Problem:
Reproduce every entry below precisely; do not include the pictures.
** begin **
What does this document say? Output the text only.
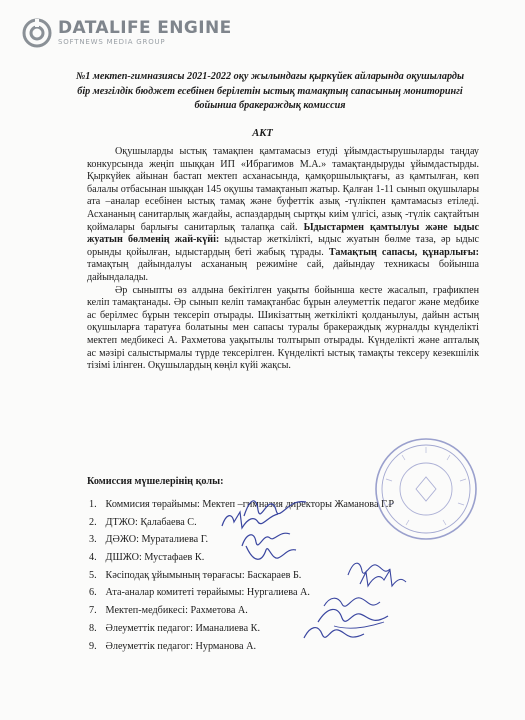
DATALIFE ENGINE
SOFTNEWS MEDIA GROUP
№1 мектеп-гимназиясы 2021-2022 оқу жылындағы қыркүйек айларында оқушыларды бір мезгілдік бюджет есебінен берілетін ыстық тамақтың сапасының мониторингі бойынша бракераждық комиссия
АКТ

Оқушыларды ыстық тамақпен қамтамасыз етуді ұйымдастырушыларды таңдау конкурсында жеңіп шыққан ИП «Ибрагимов М.А.» тамақтандыруды ұйымдастырды. Қыркүйек айынан бастап мектеп асханасында, қамқоршылықтағы, аз қамтылған, көп балалы отбасынан шыққан 145 оқушы тамақтанып жатыр. Қалған 1-11 сынып оқушылары ата –аналар есебінен ыстық тамақ және буфеттік азық -түлікпен қамтамасыз етіледі. Асхананың санитарлық жағдайы, аспаздардың сыртқы киім үлгісі, азық -түлік сақтайтын қоймалары барлығы санитарлық талапқа сай. Ыдыстармен қамтылуы және ыдыс жуатын бөлменің жай-күйі: ыдыстар жеткілікті, ыдыс жуатын бөлме таза, әр ыдыс орынды қойылған, ыдыстардың беті жабық тұрады. Тамақтың сапасы, құнарлығы: тамақтың дайындалуы асхананың режиміне сай, дайындау техникасы бойынша дайындалады.

Әр сыныпты өз алдына бекітілген уақыты бойынша кесте жасалып, графикпен келіп тамақтанады. Әр сынып келіп тамақтанбас бұрын әлеуметтік педагог және медбике ас берілмес бұрын тексеріп отырады. Шикізаттың жеткілікті қолданылуы, дайын астың оқушыларға таратуға болатыны мен сапасы туралы бракераждық журналды күнделікті мектеп медбикесі А. Рахметова уақытылы толтырып отырады. Күнделікті және апталық ас мәзірі салыстырмалы түрде тексерілген. Күнделікті ыстық тамақты тексеру кезекшілік тізімі ілінген. Оқушылардың көңіл күйі жақсы.

Комиссия мүшелерінің қолы:
1. Коммисия төрайымы: Мектеп –гимназия директоры Жаманова Г.Р
2. ДТЖО: Қалабаева С.
3. ДӘЖО: Мураталиева Г.
4. ДШЖО: Мустафаев К.
5. Кәсіподақ ұйымының төрағасы: Баскараев Б.
6. Ата-аналар комитеті төрайымы: Нургалиева А.
7. Мектеп-медбикесі: Рахметова А.
8. Әлеуметтік педагог: Иманалиева К.
9. Әлеуметтік педагог: Нурманова А.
** end **
Exercise solution:
What does this document say? Output the text only.
DATALIFE ENGINE
SOFTNEWS MEDIA GROUP
№1 мектеп-гимназиясы 2021-2022 оқу жылындағы қыркүйек айларында оқушыларды бір мезгілдік бюджет есебінен берілетін ыстық тамақтың сапасының мониторингі бойынша бракераждық комиссия
АКТ

Оқушыларды ыстық тамақпен қамтамасыз етуді ұйымдастырушыларды таңдау конкурсында жеңіп шыққан ИП «Ибрагимов М.А.» тамақтандыруды ұйымдастырды. Қыркүйек айынан бастап мектеп асханасында, қамқоршылықтағы, аз қамтылған, көп балалы отбасынан шыққан 145 оқушы тамақтанып жатыр. Қалған 1-11 сынып оқушылары ата –аналар есебінен ыстық тамақ және буфеттік азық -түлікпен қамтамасыз етіледі. Асхананың санитарлық жағдайы, аспаздардың сыртқы киім үлгісі, азық -түлік сақтайтын қоймалары барлығы санитарлық талапқа сай. Ыдыстармен қамтылуы және ыдыс жуатын бөлменің жай-күйі: ыдыстар жеткілікті, ыдыс жуатын бөлме таза, әр ыдыс орынды қойылған, ыдыстардың беті жабық тұрады. Тамақтың сапасы, құнарлығы: тамақтың дайындалуы асхананың режиміне сай, дайындау техникасы бойынша дайындалады.

Әр сыныпты өз алдына бекітілген уақыты бойынша кесте жасалып, графикпен келіп тамақтанады. Әр сынып келіп тамақтанбас бұрын әлеуметтік педагог және медбике ас берілмес бұрын тексеріп отырады. Шикізаттың жеткілікті қолданылуы, дайын астың оқушыларға таратуға болатыны мен сапасы туралы бракераждық журналды күнделікті мектеп медбикесі А. Рахметова уақытылы толтырып отырады. Күнделікті және апталық ас мәзірі салыстырмалы түрде тексерілген. Күнделікті ыстық тамақты тексеру кезекшілік тізімі ілінген. Оқушылардың көңіл күйі жақсы.

Комиссия мүшелерінің қолы:
1. Коммисия төрайымы: Мектеп –гимназия директоры Жаманова Г.Р
2. ДТЖО: Қалабаева С.
3. ДӘЖО: Мураталиева Г.
4. ДШЖО: Мустафаев К.
5. Кәсіподақ ұйымының төрағасы: Баскараев Б.
6. Ата-аналар комитеті төрайымы: Нургалиева А.
7. Мектеп-медбикесі: Рахметова А.
8. Әлеуметтік педагог: Иманалиева К.
9. Әлеуметтік педагог: Нурманова А.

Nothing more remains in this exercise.